▸ Exercise objective:
Type the records out again in full, exactly.

(Data items)
>>>

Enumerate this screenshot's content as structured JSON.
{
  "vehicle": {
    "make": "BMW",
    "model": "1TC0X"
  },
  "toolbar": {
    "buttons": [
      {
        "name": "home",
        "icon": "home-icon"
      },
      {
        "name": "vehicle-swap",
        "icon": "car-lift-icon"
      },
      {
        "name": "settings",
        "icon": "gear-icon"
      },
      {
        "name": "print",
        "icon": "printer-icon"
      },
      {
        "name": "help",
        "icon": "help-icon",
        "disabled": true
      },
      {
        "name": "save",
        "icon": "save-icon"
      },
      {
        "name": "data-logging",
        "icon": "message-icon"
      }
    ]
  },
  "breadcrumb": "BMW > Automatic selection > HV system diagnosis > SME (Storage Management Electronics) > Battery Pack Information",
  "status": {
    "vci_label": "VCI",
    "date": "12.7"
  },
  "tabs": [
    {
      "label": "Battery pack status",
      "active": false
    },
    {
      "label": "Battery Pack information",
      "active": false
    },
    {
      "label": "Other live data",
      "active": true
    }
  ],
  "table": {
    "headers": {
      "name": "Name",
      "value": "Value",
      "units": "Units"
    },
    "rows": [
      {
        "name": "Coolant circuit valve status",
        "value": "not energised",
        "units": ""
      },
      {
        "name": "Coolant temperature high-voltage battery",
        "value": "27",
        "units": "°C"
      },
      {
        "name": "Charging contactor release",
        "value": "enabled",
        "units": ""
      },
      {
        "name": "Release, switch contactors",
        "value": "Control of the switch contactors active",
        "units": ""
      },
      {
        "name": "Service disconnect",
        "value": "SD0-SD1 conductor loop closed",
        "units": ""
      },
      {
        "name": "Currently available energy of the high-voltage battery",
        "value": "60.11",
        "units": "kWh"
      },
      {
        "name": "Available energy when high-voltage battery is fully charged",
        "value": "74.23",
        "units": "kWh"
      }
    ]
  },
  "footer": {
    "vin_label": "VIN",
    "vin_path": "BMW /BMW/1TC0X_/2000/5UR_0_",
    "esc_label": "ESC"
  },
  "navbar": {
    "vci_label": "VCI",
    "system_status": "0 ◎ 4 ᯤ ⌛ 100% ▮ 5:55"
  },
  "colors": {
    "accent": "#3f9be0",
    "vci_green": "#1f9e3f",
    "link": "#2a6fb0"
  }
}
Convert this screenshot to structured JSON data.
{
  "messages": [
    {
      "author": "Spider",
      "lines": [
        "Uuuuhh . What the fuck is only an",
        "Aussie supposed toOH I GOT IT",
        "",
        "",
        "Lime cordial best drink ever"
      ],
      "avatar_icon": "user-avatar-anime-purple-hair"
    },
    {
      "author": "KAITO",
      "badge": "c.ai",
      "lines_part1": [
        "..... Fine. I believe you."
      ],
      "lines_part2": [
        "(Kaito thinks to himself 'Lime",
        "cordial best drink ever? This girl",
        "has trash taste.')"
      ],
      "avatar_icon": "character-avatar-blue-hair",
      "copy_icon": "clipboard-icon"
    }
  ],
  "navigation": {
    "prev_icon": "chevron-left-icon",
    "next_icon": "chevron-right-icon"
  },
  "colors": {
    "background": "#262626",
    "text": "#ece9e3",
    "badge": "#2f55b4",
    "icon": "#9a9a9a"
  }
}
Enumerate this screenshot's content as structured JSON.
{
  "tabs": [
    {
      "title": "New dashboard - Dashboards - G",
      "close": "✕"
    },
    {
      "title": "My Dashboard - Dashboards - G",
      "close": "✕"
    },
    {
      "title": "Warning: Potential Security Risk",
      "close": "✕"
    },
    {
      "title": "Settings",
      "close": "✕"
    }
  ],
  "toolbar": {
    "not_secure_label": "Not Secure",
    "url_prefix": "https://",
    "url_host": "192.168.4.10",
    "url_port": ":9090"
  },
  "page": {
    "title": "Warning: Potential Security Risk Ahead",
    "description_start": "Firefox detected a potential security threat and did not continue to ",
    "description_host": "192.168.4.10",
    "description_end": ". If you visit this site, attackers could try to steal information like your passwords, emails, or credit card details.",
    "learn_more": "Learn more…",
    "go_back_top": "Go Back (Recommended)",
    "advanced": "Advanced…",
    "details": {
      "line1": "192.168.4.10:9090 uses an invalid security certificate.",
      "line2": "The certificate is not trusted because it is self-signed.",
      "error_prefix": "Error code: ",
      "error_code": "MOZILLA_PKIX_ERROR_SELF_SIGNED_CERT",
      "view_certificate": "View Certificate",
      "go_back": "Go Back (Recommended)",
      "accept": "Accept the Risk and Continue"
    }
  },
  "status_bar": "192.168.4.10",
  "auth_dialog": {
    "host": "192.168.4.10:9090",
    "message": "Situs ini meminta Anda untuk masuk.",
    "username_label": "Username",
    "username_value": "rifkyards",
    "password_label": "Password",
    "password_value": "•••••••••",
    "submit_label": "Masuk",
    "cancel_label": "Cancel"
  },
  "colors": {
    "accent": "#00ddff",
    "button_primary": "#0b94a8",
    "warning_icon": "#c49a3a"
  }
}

<<<

▸ Finished task:
Enumerate this screenshot's content as structured JSON.
{
  "vehicle": {
    "make": "BMW",
    "model": "1TC0X"
  },
  "toolbar": {
    "buttons": [
      {
        "name": "home",
        "icon": "home-icon"
      },
      {
        "name": "vehicle-swap",
        "icon": "car-lift-icon"
      },
      {
        "name": "settings",
        "icon": "gear-icon"
      },
      {
        "name": "print",
        "icon": "printer-icon"
      },
      {
        "name": "help",
        "icon": "help-icon",
        "disabled": true
      },
      {
        "name": "save",
        "icon": "save-icon"
      },
      {
        "name": "data-logging",
        "icon": "message-icon"
      }
    ]
  },
  "breadcrumb": "BMW > Automatic selection > HV system diagnosis > SME (Storage Management Electronics) > Battery Pack Information",
  "status": {
    "vci_label": "VCI",
    "date": "12.7"
  },
  "tabs": [
    {
      "label": "Battery pack status",
      "active": false
    },
    {
      "label": "Battery Pack information",
      "active": false
    },
    {
      "label": "Other live data",
      "active": true
    }
  ],
  "table": {
    "headers": {
      "name": "Name",
      "value": "Value",
      "units": "Units"
    },
    "rows": [
      {
        "name": "Coolant circuit valve status",
        "value": "not energised",
        "units": ""
      },
      {
        "name": "Coolant temperature high-voltage battery",
        "value": "27",
        "units": "°C"
      },
      {
        "name": "Charging contactor release",
        "value": "enabled",
        "units": ""
      },
      {
        "name": "Release, switch contactors",
        "value": "Control of the switch contactors active",
        "units": ""
      },
      {
        "name": "Service disconnect",
        "value": "SD0-SD1 conductor loop closed",
        "units": ""
      },
      {
        "name": "Currently available energy of the high-voltage battery",
        "value": "60.11",
        "units": "kWh"
      },
      {
        "name": "Available energy when high-voltage battery is fully charged",
        "value": "74.23",
        "units": "kWh"
      }
    ]
  },
  "footer": {
    "vin_label": "VIN",
    "vin_path": "BMW /BMW/1TC0X_/2000/5UR_0_",
    "esc_label": "ESC"
  },
  "navbar": {
    "vci_label": "VCI",
    "system_status": "0 ◎ 4 ᯤ ⌛ 100% ▮ 5:55"
  },
  "colors": {
    "accent": "#3f9be0",
    "vci_green": "#1f9e3f",
    "link": "#2a6fb0"
  }
}
Convert this screenshot to structured JSON data.
{
  "messages": [
    {
      "author": "Spider",
      "lines": [
        "Uuuuhh . What the fuck is only an",
        "Aussie supposed toOH I GOT IT",
        "",
        "",
        "Lime cordial best drink ever"
      ],
      "avatar_icon": "user-avatar-anime-purple-hair"
    },
    {
      "author": "KAITO",
      "badge": "c.ai",
      "lines_part1": [
        "..... Fine. I believe you."
      ],
      "lines_part2": [
        "(Kaito thinks to himself 'Lime",
        "cordial best drink ever? This girl",
        "has trash taste.')"
      ],
      "avatar_icon": "character-avatar-blue-hair",
      "copy_icon": "clipboard-icon"
    }
  ],
  "navigation": {
    "prev_icon": "chevron-left-icon",
    "next_icon": "chevron-right-icon"
  },
  "colors": {
    "background": "#262626",
    "text": "#ece9e3",
    "badge": "#2f55b4",
    "icon": "#9a9a9a"
  }
}
Enumerate this screenshot's content as structured JSON.
{
  "tabs": [
    {
      "title": "New dashboard - Dashboards - G",
      "close": "✕"
    },
    {
      "title": "My Dashboard - Dashboards - G",
      "close": "✕"
    },
    {
      "title": "Warning: Potential Security Risk",
      "close": "✕"
    },
    {
      "title": "Settings",
      "close": "✕"
    }
  ],
  "toolbar": {
    "not_secure_label": "Not Secure",
    "url_prefix": "https://",
    "url_host": "192.168.4.10",
    "url_port": ":9090"
  },
  "page": {
    "title": "Warning: Potential Security Risk Ahead",
    "description_start": "Firefox detected a potential security threat and did not continue to ",
    "description_host": "192.168.4.10",
    "description_end": ". If you visit this site, attackers could try to steal information like your passwords, emails, or credit card details.",
    "learn_more": "Learn more…",
    "go_back_top": "Go Back (Recommended)",
    "advanced": "Advanced…",
    "details": {
      "line1": "192.168.4.10:9090 uses an invalid security certificate.",
      "line2": "The certificate is not trusted because it is self-signed.",
      "error_prefix": "Error code: ",
      "error_code": "MOZILLA_PKIX_ERROR_SELF_SIGNED_CERT",
      "view_certificate": "View Certificate",
      "go_back": "Go Back (Recommended)",
      "accept": "Accept the Risk and Continue"
    }
  },
  "status_bar": "192.168.4.10",
  "auth_dialog": {
    "host": "192.168.4.10:9090",
    "message": "Situs ini meminta Anda untuk masuk.",
    "username_label": "Username",
    "username_value": "rifkyards",
    "password_label": "Password",
    "password_value": "•••••••••",
    "submit_label": "Masuk",
    "cancel_label": "Cancel"
  },
  "colors": {
    "accent": "#00ddff",
    "button_primary": "#0b94a8",
    "warning_icon": "#c49a3a"
  }
}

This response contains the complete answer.